Dataset records on visual material:
━━━━━━━━
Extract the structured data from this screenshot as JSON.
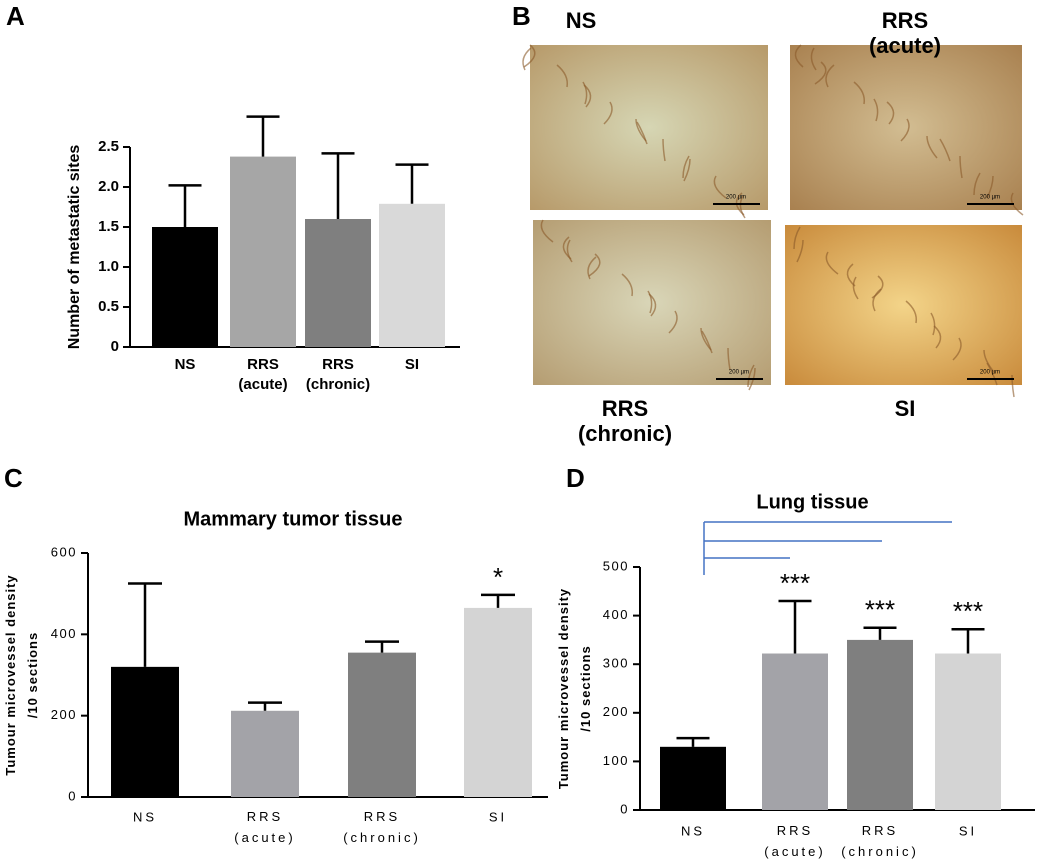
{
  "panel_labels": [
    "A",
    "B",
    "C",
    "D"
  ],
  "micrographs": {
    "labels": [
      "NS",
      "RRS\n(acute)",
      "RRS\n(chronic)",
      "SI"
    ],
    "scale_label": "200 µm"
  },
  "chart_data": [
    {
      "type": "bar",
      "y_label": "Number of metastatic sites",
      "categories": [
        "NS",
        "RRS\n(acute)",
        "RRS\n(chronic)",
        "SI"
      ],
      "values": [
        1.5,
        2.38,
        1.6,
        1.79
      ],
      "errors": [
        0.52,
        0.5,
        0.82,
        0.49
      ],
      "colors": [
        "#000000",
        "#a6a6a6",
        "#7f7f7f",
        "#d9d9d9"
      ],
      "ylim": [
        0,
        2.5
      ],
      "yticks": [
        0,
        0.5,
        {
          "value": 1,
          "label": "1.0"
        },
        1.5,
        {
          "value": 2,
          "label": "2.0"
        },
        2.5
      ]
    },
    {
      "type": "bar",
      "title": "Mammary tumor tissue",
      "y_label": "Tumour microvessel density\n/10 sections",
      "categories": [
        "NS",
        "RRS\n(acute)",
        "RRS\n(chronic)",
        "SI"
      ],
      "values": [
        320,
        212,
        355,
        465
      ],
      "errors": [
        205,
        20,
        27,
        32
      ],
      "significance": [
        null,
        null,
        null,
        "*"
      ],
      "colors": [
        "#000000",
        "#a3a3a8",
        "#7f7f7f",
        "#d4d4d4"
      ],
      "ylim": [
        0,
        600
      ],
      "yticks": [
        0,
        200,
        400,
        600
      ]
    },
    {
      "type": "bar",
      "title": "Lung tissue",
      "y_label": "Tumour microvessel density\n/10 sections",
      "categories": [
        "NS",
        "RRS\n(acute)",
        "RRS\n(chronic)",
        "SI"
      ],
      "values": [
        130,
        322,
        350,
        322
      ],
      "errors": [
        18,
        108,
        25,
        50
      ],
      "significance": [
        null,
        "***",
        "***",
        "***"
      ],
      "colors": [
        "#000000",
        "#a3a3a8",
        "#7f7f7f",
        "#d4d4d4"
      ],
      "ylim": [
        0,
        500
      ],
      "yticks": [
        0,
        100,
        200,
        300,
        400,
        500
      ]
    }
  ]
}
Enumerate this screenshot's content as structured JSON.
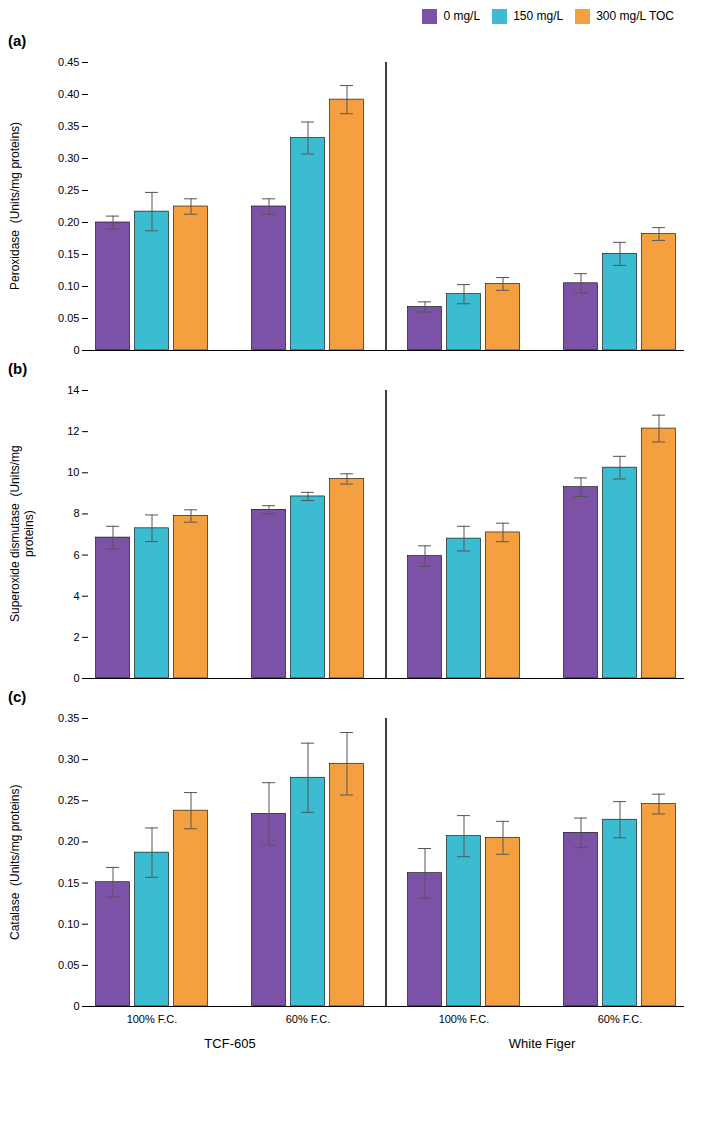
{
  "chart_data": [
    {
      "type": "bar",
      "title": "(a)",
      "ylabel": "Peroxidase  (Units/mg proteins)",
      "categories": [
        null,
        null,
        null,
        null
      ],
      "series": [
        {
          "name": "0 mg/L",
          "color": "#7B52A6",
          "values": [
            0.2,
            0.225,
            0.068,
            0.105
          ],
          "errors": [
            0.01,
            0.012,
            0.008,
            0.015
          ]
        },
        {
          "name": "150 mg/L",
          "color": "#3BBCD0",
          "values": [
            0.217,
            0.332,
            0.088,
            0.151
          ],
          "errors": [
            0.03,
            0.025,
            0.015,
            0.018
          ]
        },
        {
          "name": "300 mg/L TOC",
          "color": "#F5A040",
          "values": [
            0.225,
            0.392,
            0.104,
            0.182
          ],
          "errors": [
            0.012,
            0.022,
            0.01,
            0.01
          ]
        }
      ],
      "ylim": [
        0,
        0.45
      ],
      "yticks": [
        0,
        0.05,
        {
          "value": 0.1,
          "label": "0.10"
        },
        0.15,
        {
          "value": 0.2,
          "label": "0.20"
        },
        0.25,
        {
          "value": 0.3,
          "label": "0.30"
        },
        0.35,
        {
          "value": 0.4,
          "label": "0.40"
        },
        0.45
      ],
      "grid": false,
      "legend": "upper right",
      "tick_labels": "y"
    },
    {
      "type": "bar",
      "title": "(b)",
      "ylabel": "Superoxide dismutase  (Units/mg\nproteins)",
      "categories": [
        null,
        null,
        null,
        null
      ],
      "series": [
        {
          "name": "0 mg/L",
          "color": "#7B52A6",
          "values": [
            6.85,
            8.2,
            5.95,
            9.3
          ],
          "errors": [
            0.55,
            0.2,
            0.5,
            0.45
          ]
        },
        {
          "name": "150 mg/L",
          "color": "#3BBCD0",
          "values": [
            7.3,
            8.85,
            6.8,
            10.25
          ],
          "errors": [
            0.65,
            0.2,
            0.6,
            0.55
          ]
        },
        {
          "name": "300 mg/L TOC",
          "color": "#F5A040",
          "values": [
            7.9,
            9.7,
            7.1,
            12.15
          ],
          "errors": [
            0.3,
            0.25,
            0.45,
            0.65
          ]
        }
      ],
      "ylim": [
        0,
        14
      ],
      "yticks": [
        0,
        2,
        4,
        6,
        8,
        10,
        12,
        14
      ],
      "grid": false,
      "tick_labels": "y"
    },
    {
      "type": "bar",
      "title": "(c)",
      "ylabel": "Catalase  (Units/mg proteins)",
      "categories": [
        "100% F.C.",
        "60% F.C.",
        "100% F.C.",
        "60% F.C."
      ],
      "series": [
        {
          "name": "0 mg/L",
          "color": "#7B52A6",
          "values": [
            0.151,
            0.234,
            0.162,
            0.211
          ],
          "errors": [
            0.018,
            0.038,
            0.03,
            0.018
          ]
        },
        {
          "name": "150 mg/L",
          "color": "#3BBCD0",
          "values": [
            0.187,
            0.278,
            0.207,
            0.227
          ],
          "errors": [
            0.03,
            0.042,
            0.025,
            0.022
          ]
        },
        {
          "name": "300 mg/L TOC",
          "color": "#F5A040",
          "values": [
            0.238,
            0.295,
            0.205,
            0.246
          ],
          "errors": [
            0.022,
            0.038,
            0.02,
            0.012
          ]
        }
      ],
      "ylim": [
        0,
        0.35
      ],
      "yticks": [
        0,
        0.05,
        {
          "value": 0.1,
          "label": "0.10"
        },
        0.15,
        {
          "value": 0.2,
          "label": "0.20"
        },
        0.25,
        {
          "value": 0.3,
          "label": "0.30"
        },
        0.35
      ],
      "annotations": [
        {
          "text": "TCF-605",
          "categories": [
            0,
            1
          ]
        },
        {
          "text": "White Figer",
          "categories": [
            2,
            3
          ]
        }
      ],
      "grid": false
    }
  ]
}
━━━━━━━━
▸ **Problem**
When you print the entries, keep every line exactly as it is and drop the pictures.

▸ **Response to this exercise**
Extract the structured data from this screenshot as JSON.
{
  "panel_labels": [
    "A",
    "B",
    "C",
    "D"
  ],
  "micrographs": {
    "labels": [
      "NS",
      "RRS\n(acute)",
      "RRS\n(chronic)",
      "SI"
    ],
    "scale_label": "200 µm"
  },
  "chart_data": [
    {
      "type": "bar",
      "y_label": "Number of metastatic sites",
      "categories": [
        "NS",
        "RRS\n(acute)",
        "RRS\n(chronic)",
        "SI"
      ],
      "values": [
        1.5,
        2.38,
        1.6,
        1.79
      ],
      "errors": [
        0.52,
        0.5,
        0.82,
        0.49
      ],
      "colors": [
        "#000000",
        "#a6a6a6",
        "#7f7f7f",
        "#d9d9d9"
      ],
      "ylim": [
        0,
        2.5
      ],
      "yticks": [
        0,
        0.5,
        {
          "value": 1,
          "label": "1.0"
        },
        1.5,
        {
          "value": 2,
          "label": "2.0"
        },
        2.5
      ]
    },
    {
      "type": "bar",
      "title": "Mammary tumor tissue",
      "y_label": "Tumour microvessel density\n/10 sections",
      "categories": [
        "NS",
        "RRS\n(acute)",
        "RRS\n(chronic)",
        "SI"
      ],
      "values": [
        320,
        212,
        355,
        465
      ],
      "errors": [
        205,
        20,
        27,
        32
      ],
      "significance": [
        null,
        null,
        null,
        "*"
      ],
      "colors": [
        "#000000",
        "#a3a3a8",
        "#7f7f7f",
        "#d4d4d4"
      ],
      "ylim": [
        0,
        600
      ],
      "yticks": [
        0,
        200,
        400,
        600
      ]
    },
    {
      "type": "bar",
      "title": "Lung tissue",
      "y_label": "Tumour microvessel density\n/10 sections",
      "categories": [
        "NS",
        "RRS\n(acute)",
        "RRS\n(chronic)",
        "SI"
      ],
      "values": [
        130,
        322,
        350,
        322
      ],
      "errors": [
        18,
        108,
        25,
        50
      ],
      "significance": [
        null,
        "***",
        "***",
        "***"
      ],
      "colors": [
        "#000000",
        "#a3a3a8",
        "#7f7f7f",
        "#d4d4d4"
      ],
      "ylim": [
        0,
        500
      ],
      "yticks": [
        0,
        100,
        200,
        300,
        400,
        500
      ]
    }
  ]
}
Enumerate this screenshot's content as structured JSON.
{
  "chart_data": [
    {
      "type": "bar",
      "title": "(a)",
      "ylabel": "Peroxidase  (Units/mg proteins)",
      "categories": [
        null,
        null,
        null,
        null
      ],
      "series": [
        {
          "name": "0 mg/L",
          "color": "#7B52A6",
          "values": [
            0.2,
            0.225,
            0.068,
            0.105
          ],
          "errors": [
            0.01,
            0.012,
            0.008,
            0.015
          ]
        },
        {
          "name": "150 mg/L",
          "color": "#3BBCD0",
          "values": [
            0.217,
            0.332,
            0.088,
            0.151
          ],
          "errors": [
            0.03,
            0.025,
            0.015,
            0.018
          ]
        },
        {
          "name": "300 mg/L TOC",
          "color": "#F5A040",
          "values": [
            0.225,
            0.392,
            0.104,
            0.182
          ],
          "errors": [
            0.012,
            0.022,
            0.01,
            0.01
          ]
        }
      ],
      "ylim": [
        0,
        0.45
      ],
      "yticks": [
        0,
        0.05,
        {
          "value": 0.1,
          "label": "0.10"
        },
        0.15,
        {
          "value": 0.2,
          "label": "0.20"
        },
        0.25,
        {
          "value": 0.3,
          "label": "0.30"
        },
        0.35,
        {
          "value": 0.4,
          "label": "0.40"
        },
        0.45
      ],
      "grid": false,
      "legend": "upper right",
      "tick_labels": "y"
    },
    {
      "type": "bar",
      "title": "(b)",
      "ylabel": "Superoxide dismutase  (Units/mg\nproteins)",
      "categories": [
        null,
        null,
        null,
        null
      ],
      "series": [
        {
          "name": "0 mg/L",
          "color": "#7B52A6",
          "values": [
            6.85,
            8.2,
            5.95,
            9.3
          ],
          "errors": [
            0.55,
            0.2,
            0.5,
            0.45
          ]
        },
        {
          "name": "150 mg/L",
          "color": "#3BBCD0",
          "values": [
            7.3,
            8.85,
            6.8,
            10.25
          ],
          "errors": [
            0.65,
            0.2,
            0.6,
            0.55
          ]
        },
        {
          "name": "300 mg/L TOC",
          "color": "#F5A040",
          "values": [
            7.9,
            9.7,
            7.1,
            12.15
          ],
          "errors": [
            0.3,
            0.25,
            0.45,
            0.65
          ]
        }
      ],
      "ylim": [
        0,
        14
      ],
      "yticks": [
        0,
        2,
        4,
        6,
        8,
        10,
        12,
        14
      ],
      "grid": false,
      "tick_labels": "y"
    },
    {
      "type": "bar",
      "title": "(c)",
      "ylabel": "Catalase  (Units/mg proteins)",
      "categories": [
        "100% F.C.",
        "60% F.C.",
        "100% F.C.",
        "60% F.C."
      ],
      "series": [
        {
          "name": "0 mg/L",
          "color": "#7B52A6",
          "values": [
            0.151,
            0.234,
            0.162,
            0.211
          ],
          "errors": [
            0.018,
            0.038,
            0.03,
            0.018
          ]
        },
        {
          "name": "150 mg/L",
          "color": "#3BBCD0",
          "values": [
            0.187,
            0.278,
            0.207,
            0.227
          ],
          "errors": [
            0.03,
            0.042,
            0.025,
            0.022
          ]
        },
        {
          "name": "300 mg/L TOC",
          "color": "#F5A040",
          "values": [
            0.238,
            0.295,
            0.205,
            0.246
          ],
          "errors": [
            0.022,
            0.038,
            0.02,
            0.012
          ]
        }
      ],
      "ylim": [
        0,
        0.35
      ],
      "yticks": [
        0,
        0.05,
        {
          "value": 0.1,
          "label": "0.10"
        },
        0.15,
        {
          "value": 0.2,
          "label": "0.20"
        },
        0.25,
        {
          "value": 0.3,
          "label": "0.30"
        },
        0.35
      ],
      "annotations": [
        {
          "text": "TCF-605",
          "categories": [
            0,
            1
          ]
        },
        {
          "text": "White Figer",
          "categories": [
            2,
            3
          ]
        }
      ],
      "grid": false
    }
  ]
}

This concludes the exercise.